*** Data for this exercise ***
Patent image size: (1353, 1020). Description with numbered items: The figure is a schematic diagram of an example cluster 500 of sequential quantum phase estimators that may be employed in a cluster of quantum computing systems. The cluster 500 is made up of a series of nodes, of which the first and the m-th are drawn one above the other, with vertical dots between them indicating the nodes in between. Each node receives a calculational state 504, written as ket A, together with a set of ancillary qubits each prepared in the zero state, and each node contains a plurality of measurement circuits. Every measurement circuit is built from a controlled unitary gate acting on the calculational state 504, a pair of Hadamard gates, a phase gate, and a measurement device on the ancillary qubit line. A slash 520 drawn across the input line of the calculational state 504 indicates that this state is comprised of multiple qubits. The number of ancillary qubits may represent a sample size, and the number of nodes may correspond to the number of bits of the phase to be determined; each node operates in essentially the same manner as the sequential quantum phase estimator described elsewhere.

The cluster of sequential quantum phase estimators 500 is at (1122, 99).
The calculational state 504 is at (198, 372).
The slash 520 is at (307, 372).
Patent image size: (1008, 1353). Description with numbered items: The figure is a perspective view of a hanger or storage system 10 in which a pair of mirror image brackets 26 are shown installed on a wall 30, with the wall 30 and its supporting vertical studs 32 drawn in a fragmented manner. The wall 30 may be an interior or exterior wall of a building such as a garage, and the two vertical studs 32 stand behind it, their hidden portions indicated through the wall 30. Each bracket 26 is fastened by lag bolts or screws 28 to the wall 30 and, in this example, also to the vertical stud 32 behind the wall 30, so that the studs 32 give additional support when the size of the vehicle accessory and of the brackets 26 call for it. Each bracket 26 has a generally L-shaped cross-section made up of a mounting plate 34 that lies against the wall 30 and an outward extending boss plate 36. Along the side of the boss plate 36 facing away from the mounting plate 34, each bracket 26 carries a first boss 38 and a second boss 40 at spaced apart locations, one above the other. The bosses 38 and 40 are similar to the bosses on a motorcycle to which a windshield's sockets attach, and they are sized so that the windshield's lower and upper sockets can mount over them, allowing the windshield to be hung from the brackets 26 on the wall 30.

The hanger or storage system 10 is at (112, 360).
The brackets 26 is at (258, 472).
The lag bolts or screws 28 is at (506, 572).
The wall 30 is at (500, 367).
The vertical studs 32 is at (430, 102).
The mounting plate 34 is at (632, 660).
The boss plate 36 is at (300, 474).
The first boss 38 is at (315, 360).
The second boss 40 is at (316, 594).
***
* What you will do: Copy every line above, changing "Patent image size" to "Figure dimensions" wherever it appears and leaving all other text as it is.

* Result for this task:
Figure dimensions: (1353, 1020). Description with numbered items: The figure is a schematic diagram of an example cluster 500 of sequential quantum phase estimators that may be employed in a cluster of quantum computing systems. The cluster 500 is made up of a series of nodes, of which the first and the m-th are drawn one above the other, with vertical dots between them indicating the nodes in between. Each node receives a calculational state 504, written as ket A, together with a set of ancillary qubits each prepared in the zero state, and each node contains a plurality of measurement circuits. Every measurement circuit is built from a controlled unitary gate acting on the calculational state 504, a pair of Hadamard gates, a phase gate, and a measurement device on the ancillary qubit line. A slash 520 drawn across the input line of the calculational state 504 indicates that this state is comprised of multiple qubits. The number of ancillary qubits may represent a sample size, and the number of nodes may correspond to the number of bits of the phase to be determined; each node operates in essentially the same manner as the sequential quantum phase estimator described elsewhere.

The cluster of sequential quantum phase estimators 500 is at (1122, 99).
The calculational state 504 is at (198, 372).
The slash 520 is at (307, 372).
Figure dimensions: (1008, 1353). Description with numbered items: The figure is a perspective view of a hanger or storage system 10 in which a pair of mirror image brackets 26 are shown installed on a wall 30, with the wall 30 and its supporting vertical studs 32 drawn in a fragmented manner. The wall 30 may be an interior or exterior wall of a building such as a garage, and the two vertical studs 32 stand behind it, their hidden portions indicated through the wall 30. Each bracket 26 is fastened by lag bolts or screws 28 to the wall 30 and, in this example, also to the vertical stud 32 behind the wall 30, so that the studs 32 give additional support when the size of the vehicle accessory and of the brackets 26 call for it. Each bracket 26 has a generally L-shaped cross-section made up of a mounting plate 34 that lies against the wall 30 and an outward extending boss plate 36. Along the side of the boss plate 36 facing away from the mounting plate 34, each bracket 26 carries a first boss 38 and a second boss 40 at spaced apart locations, one above the other. The bosses 38 and 40 are similar to the bosses on a motorcycle to which a windshield's sockets attach, and they are sized so that the windshield's lower and upper sockets can mount over them, allowing the windshield to be hung from the brackets 26 on the wall 30.

The hanger or storage system 10 is at (112, 360).
The brackets 26 is at (258, 472).
The lag bolts or screws 28 is at (506, 572).
The wall 30 is at (500, 367).
The vertical studs 32 is at (430, 102).
The mounting plate 34 is at (632, 660).
The boss plate 36 is at (300, 474).
The first boss 38 is at (315, 360).
The second boss 40 is at (316, 594).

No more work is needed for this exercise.